** Begin READING PASSAGE **
In The Ghost of Wombeyan Alex Seton has created a life-sized marble figure that lies prone on a slab beneath a heavy shroud. Should we see it as a body, or merely the impression of a body preserved in solid marble? Either way, the piece has a strong funereal connotation. The ‘ghost’ is a childhood memory of a special place – a marble quarry near Wombeyan Caves, where the artist’s family had a home from the late 1980s. It’s where the artist became interested in stone carving, being given his first hammer and chisel at the age of eight
Seton often structures his solo exhibitions around a particular theme or story, but Meet Me Under the Dome is his most personal to date. It includes effigies of a favourite toy rabbit; a ladder built by his mathematically-minded father using the golden ratio; four mattocks with differently coloured marble blades; and even an organic toilet in resplendent green marble. He places a marble carving of a Besa block on a marble swing, changing a primitive weighing device into an off-beat monument. He takes the pattern from a found soft-drink bottle and reproduces it in shallow relief. The results are simultaneously remniscent of those Wunderlich pressed metal ceilings – once a common feature of stylish Australian interiors, and the weathered walls of an ancient tomb.
The dome in the exhibition’s title refers to the Garden Palace, built in 1879 for the Sydney International Exhibition. Meet Me at the Dome was the caption of an etching published in a newspaper on opening day. This colossal building dominated the city skyline until it was destroyed by fire in 1882. Today scarcely a trace remains: neither material remnant nor memory. It took Jonathan Jones’s remarkable Kaldor Public Art Project of 2016, Barrangal Dyara (Skin and Bones), to bring the Garden Palace back to life, as he mapped the outlines of the building with rows of small Indigenous shields made from plaster.
** End READING PASSAGE **
TO BE DONE |
Rewrite everything in the exhibition review from "The dome in" down to "made from plaster.", putting "Exhibition Palace" wherever "Garden Palace" appears.
** Begin EXCERPTED DATA **
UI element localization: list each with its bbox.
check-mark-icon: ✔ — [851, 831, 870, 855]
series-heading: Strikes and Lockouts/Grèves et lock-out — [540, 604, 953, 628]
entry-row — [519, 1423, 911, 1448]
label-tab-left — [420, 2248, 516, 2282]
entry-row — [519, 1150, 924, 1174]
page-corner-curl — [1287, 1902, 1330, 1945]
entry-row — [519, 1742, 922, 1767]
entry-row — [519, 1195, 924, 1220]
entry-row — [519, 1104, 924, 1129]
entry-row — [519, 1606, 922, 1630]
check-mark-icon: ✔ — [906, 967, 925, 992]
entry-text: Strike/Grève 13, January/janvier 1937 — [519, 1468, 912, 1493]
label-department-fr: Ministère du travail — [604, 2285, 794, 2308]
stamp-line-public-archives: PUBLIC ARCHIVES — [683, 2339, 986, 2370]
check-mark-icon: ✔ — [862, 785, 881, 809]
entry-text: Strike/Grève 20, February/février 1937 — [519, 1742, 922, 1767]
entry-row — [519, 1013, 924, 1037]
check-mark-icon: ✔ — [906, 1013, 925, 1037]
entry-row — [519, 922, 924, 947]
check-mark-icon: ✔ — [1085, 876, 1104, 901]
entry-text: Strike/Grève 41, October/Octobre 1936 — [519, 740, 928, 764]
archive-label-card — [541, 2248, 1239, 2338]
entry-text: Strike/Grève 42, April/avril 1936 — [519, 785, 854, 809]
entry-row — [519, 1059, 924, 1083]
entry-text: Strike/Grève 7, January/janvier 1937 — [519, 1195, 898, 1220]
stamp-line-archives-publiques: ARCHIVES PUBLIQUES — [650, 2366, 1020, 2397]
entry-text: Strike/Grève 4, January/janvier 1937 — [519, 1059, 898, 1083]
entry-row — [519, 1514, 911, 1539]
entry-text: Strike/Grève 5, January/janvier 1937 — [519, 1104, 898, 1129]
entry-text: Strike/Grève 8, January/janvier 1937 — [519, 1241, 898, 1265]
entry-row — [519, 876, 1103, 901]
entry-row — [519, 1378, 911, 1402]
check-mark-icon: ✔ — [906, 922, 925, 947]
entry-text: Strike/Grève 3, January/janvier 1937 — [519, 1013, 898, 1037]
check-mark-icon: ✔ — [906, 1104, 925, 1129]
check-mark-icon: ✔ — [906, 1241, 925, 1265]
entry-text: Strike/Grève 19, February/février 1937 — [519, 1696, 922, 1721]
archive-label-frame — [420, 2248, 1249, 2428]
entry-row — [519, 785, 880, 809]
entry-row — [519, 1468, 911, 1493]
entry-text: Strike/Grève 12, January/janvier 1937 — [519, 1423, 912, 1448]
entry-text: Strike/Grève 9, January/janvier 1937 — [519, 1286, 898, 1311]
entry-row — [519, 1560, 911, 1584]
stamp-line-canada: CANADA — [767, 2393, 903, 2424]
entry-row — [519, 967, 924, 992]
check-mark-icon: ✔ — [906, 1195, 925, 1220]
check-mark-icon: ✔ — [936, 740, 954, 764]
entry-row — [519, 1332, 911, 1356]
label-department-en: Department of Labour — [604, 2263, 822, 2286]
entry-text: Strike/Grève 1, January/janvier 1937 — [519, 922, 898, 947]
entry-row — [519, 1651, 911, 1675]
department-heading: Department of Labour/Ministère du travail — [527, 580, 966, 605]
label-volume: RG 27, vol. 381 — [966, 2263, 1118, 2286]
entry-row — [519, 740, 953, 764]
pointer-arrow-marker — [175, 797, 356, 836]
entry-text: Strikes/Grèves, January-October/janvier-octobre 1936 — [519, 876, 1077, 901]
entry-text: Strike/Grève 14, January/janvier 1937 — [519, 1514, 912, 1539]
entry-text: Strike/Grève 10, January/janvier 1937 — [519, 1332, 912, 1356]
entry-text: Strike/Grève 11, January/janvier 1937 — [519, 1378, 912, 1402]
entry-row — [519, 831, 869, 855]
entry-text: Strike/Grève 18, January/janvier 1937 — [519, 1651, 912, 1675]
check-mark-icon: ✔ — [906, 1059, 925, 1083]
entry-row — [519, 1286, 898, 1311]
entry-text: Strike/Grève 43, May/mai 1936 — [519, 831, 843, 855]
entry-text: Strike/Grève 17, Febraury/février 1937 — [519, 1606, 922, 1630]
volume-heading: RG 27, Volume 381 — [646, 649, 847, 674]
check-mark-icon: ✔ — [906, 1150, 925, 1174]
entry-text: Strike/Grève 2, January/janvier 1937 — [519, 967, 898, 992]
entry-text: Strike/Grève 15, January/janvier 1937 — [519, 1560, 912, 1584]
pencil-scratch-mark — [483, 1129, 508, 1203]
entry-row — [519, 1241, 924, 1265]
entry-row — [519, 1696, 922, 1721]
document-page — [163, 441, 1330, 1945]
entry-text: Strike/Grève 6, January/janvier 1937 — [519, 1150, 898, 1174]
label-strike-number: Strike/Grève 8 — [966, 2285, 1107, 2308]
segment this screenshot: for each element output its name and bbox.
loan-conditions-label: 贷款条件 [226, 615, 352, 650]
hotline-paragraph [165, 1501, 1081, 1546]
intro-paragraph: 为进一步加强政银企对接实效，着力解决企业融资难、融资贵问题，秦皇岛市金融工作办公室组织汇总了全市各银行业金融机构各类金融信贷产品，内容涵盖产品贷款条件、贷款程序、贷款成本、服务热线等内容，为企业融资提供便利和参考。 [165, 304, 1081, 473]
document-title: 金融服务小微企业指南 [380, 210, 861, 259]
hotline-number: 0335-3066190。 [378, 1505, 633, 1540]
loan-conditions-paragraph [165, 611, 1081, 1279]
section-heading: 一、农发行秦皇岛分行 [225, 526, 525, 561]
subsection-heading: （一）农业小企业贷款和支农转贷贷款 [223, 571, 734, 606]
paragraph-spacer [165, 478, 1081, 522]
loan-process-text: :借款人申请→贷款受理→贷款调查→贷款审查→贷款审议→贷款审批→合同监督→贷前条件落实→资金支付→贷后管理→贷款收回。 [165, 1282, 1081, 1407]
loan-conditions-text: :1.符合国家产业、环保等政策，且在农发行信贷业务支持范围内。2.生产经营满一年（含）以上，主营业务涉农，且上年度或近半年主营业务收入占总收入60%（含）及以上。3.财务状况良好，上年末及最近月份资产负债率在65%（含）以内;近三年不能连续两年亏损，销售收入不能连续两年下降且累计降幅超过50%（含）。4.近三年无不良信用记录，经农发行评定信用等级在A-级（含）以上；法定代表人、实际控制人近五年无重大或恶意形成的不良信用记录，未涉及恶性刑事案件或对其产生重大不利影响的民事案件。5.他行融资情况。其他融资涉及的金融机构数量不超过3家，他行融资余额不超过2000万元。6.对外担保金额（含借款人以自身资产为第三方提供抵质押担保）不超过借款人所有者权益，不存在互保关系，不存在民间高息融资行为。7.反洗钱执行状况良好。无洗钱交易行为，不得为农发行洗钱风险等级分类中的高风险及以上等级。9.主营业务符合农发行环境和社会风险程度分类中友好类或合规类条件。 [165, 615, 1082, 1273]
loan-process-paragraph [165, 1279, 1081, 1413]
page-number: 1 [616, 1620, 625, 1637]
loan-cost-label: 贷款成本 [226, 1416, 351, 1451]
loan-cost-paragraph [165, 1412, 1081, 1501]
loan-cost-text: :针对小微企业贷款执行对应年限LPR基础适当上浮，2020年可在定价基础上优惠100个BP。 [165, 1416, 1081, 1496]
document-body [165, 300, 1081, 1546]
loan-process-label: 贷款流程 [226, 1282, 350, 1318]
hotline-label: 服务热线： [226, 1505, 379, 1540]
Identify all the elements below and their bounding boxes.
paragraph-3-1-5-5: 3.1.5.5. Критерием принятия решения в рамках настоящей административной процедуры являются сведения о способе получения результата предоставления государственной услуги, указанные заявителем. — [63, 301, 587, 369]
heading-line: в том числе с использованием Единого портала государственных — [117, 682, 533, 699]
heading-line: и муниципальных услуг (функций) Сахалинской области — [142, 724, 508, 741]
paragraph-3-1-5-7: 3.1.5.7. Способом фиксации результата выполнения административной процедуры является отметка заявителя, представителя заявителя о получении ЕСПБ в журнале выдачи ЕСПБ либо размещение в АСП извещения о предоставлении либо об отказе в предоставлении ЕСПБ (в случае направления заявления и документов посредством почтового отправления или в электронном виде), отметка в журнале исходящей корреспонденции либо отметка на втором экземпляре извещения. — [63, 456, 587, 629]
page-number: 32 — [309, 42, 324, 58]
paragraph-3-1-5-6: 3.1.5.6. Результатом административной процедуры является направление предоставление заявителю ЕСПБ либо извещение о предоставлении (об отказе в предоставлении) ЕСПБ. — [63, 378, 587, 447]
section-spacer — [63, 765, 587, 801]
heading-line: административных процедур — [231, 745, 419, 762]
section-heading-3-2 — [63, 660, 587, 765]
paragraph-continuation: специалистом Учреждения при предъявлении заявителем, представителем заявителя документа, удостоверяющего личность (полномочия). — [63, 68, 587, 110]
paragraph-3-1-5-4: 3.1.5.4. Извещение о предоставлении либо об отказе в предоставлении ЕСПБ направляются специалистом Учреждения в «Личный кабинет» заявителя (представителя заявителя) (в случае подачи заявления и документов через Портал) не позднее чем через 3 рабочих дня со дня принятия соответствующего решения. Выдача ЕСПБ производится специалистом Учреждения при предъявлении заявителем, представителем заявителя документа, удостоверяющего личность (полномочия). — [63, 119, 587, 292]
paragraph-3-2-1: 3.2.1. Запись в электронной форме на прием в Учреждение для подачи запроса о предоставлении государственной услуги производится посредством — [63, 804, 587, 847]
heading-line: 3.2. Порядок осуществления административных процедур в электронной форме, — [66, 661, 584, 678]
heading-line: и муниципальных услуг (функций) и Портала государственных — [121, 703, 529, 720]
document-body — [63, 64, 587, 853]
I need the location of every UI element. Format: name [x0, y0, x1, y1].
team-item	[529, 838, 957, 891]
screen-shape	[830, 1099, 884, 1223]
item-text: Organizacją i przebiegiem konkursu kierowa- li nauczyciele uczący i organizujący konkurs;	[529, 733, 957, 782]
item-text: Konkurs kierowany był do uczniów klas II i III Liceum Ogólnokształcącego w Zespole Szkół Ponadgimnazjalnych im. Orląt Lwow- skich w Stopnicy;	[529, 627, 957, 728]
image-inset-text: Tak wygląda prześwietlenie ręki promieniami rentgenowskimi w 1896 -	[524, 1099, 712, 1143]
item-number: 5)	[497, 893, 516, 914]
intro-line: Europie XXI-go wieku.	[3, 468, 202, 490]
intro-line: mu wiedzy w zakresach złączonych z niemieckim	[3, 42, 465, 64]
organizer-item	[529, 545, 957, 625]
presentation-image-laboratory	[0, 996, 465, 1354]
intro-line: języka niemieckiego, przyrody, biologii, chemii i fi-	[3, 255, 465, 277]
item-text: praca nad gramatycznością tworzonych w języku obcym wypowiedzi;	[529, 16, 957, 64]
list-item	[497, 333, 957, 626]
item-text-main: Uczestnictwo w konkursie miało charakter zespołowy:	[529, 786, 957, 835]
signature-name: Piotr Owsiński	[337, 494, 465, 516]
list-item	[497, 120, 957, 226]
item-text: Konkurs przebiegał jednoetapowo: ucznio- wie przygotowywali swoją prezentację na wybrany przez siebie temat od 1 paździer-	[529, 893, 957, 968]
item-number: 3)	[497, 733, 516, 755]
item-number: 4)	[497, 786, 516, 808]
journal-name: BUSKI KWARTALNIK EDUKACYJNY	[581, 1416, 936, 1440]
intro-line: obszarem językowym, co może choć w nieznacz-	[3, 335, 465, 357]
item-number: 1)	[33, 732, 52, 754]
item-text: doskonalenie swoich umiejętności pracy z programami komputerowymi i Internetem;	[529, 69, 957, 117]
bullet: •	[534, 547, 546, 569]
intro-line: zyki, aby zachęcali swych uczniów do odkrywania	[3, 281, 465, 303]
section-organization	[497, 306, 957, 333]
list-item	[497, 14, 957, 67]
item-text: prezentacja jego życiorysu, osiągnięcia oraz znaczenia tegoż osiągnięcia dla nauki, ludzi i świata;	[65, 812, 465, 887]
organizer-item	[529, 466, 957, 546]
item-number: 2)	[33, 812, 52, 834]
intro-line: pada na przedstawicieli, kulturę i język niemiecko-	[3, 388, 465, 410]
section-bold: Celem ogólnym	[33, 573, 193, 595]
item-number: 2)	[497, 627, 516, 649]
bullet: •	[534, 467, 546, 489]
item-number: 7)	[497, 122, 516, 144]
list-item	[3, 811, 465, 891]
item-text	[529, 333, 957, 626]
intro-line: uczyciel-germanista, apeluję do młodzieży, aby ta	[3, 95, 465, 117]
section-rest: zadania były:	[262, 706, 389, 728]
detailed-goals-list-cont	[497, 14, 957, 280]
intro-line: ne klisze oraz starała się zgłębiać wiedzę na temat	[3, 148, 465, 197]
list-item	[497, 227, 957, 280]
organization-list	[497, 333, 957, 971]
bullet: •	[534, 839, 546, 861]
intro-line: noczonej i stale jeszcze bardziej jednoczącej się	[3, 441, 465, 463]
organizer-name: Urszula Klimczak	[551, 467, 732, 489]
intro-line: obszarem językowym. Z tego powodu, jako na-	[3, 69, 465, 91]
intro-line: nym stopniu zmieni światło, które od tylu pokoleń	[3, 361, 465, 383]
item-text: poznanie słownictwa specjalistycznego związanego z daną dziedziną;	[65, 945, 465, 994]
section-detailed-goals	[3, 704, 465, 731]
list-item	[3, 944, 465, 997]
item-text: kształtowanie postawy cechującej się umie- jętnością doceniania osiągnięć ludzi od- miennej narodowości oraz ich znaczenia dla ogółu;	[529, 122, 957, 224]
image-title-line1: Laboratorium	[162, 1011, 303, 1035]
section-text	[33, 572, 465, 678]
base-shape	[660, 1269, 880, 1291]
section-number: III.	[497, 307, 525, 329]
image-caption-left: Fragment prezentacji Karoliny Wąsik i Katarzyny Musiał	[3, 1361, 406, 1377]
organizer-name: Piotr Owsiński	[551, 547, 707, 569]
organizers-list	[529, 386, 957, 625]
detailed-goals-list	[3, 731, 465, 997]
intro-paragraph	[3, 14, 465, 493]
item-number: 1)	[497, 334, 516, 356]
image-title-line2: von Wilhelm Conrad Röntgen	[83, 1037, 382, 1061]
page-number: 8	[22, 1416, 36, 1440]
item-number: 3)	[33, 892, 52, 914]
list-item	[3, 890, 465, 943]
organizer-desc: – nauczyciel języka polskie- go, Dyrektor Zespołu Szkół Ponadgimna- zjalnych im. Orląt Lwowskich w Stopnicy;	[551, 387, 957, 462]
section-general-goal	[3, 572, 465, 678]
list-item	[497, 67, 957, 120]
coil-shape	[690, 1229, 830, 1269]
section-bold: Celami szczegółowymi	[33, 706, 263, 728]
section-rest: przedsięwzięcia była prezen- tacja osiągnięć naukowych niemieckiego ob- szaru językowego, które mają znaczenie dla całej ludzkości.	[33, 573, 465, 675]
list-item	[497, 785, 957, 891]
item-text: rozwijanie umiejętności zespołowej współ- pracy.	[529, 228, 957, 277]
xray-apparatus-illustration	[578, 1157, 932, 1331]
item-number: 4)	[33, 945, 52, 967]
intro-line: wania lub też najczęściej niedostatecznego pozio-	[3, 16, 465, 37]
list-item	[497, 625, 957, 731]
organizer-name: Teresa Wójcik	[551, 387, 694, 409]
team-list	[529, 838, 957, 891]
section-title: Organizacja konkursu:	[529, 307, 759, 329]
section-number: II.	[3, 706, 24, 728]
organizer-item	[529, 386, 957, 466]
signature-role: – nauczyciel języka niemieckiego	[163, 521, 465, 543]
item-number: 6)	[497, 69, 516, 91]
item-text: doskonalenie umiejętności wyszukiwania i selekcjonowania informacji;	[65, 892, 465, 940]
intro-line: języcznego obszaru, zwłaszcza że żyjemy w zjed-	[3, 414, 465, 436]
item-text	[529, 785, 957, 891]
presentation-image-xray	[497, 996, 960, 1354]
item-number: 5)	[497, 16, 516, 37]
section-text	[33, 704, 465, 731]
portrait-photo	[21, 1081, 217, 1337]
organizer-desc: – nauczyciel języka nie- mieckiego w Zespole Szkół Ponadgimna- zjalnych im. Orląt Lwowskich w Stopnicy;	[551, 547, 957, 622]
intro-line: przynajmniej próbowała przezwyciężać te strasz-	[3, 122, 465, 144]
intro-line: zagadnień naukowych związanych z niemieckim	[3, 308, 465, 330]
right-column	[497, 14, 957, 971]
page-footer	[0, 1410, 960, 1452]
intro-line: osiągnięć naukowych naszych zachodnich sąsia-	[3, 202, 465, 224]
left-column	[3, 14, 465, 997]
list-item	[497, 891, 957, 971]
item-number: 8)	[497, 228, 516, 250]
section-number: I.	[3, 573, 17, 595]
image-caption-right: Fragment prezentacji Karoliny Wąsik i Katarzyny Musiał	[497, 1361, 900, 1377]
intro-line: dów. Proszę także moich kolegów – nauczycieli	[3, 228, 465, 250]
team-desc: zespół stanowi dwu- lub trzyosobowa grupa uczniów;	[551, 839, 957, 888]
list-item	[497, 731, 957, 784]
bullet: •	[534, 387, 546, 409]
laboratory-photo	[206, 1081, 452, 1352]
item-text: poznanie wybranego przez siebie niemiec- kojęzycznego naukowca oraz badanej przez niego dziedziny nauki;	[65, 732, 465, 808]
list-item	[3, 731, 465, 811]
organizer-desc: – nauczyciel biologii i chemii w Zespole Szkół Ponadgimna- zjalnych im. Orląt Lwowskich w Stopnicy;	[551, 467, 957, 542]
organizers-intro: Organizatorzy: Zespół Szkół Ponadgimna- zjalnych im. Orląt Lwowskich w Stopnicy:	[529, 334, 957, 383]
** End EXCERPTED DATA **
RESPONSE FOR THIS EXERCISE |
The dome in the exhibition’s title refers to the Exhibition Palace, built in 1879 for the Sydney International Exhibition. Meet Me at the Dome was the caption of an etching published in a newspaper on opening day. This colossal building dominated the city skyline until it was destroyed by fire in 1882. Today scarcely a trace remains: neither material remnant nor memory. It took Jonathan Jones’s remarkable Kaldor Public Art Project of 2016, Barrangal Dyara (Skin and Bones), to bring the Exhibition Palace back to life, as he mapped the outlines of the building with rows of small Indigenous shields made from plaster.